* Source text:
Begin
Nazis, neo or otherwise, are just the worst. They exist to be stupid and hateful and that's all. They're also ugly and decidedly not fluffy. The ugliest, least fluffy puppy ever born is 10 times more adorable and fluffy than Adolph Hitler ever was, even as a baby. That's besides the point though, and should not be factored into this forensic analysis. Still...
Awww, who couldn't love you??
Awww, why couldn't time travel exist so somebody could go back and choke you out?

Now here's why puppies (Good) will always eventually triumph over Nazis (Evil).
Puppies are organic. They're the natural result of the procreation of their species. They've been around for thousands of years and barring an unforeseeable global catastrophe, they'll be here forever. Unless a comet hits the planet or dogs lose interest in having sex (with each other), we will always have puppies.
However, somebody had to come up with the idea of Nazis. There's nothing natural about them. Some guy had to sit down and organize a bunch of shitty thoughts out of his damaged mind into a relatively coherent philosophy. Then he had to go out and find enough people with similarly flawed mindsets to get behind it and turn it into a movement. Somebody had to come up with a logo and sew uniforms and find a place to have meetings, not to mention the printing and distribution of propaganda. That's a lot of work by a lot of people getting together and forcing things to happen. That's not nature. Think of it this way:
Every time any two dogs get together, it usually yields between four to six new adorable puppies. But I would guess that Nazis have to yell at hundreds of a very specific type of people to yield one potential Nazi recruit.
The ongoing propagation of Nazis is simply unsustainable.
I hope that helps you sleep better tonight. I know it helps me.

Monday, September 23, 2013

This is perfect; perfectly awful

I know sometimes.. okay, maybe a lot of times... it seems like I'm just boiling over with sheer, unbridled hatred, but that's honestly not the case. More often than not, I'm complaining about things that are, at most, a pain in the ass. Relatively minor inconveniences that really don't matter much that I try to exaggerate for (hopefully comic) effect. But if there's one thing I can say that I truly, truly hate, it's a lack of courtesy fueled by an inflated sense of entitlement. I'm talking about those people who equate freedom with being able to do whatever they want, whenever they want, with absolutely no consideration for how it might impact someone else.
End
* Material:
Begin
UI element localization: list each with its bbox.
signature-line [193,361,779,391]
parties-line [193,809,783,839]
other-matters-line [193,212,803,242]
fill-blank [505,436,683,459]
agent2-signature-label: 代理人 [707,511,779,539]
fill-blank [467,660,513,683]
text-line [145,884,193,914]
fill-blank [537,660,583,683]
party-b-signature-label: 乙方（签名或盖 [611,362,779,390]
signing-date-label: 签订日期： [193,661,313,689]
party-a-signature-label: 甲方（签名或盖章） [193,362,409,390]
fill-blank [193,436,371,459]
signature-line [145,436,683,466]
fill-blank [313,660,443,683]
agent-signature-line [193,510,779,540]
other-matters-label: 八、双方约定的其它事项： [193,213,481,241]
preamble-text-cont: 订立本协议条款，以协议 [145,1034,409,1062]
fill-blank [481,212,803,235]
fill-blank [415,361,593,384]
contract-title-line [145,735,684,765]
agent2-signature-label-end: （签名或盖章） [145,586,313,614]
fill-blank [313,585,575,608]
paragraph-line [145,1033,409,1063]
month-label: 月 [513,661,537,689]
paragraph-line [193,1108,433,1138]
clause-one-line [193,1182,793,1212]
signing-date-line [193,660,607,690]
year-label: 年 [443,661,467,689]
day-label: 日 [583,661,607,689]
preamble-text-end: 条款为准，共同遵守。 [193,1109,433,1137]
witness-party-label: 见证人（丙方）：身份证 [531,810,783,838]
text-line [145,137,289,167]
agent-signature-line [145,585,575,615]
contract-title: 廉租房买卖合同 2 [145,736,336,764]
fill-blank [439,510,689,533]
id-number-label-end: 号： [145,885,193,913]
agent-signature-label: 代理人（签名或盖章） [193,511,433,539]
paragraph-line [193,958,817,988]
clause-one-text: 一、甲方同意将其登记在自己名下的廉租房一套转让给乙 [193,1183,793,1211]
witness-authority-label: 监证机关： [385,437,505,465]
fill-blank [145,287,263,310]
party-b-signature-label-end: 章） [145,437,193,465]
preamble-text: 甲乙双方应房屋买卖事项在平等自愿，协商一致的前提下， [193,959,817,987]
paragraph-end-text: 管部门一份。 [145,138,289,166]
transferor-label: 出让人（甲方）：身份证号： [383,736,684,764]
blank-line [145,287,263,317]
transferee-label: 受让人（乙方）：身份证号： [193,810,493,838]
End
* To be done:
[1] In the post about puppies and Nazis, list every job named in the sentence that starts "Somebody had to come up with a logo."
[2] Echo word for word the passage of the post about puppies and Nazis that starts at the words "I know sometimes.." and ends after "impact someone else.".
The listing plays no part in what follows.

* Response list:
[1]
- Come up with a logo
- Sew uniforms
- Find a place to have meetings
- Print propaganda
- Distribute propaganda

[2]
I know sometimes.. okay, maybe a lot of times... it seems like I'm just boiling over with sheer, unbridled hatred, but that's honestly not the case. More often than not, I'm complaining about things that are, at most, a pain in the ass. Relatively minor inconveniences that really don't matter much that I try to exaggerate for (hopefully comic) effect. But if there's one thing I can say that I truly, truly hate, it's a lack of courtesy fueled by an inflated sense of entitlement. I'm talking about those people who equate freedom with being able to do whatever they want, whenever they want, with absolutely no consideration for how it might impact someone else.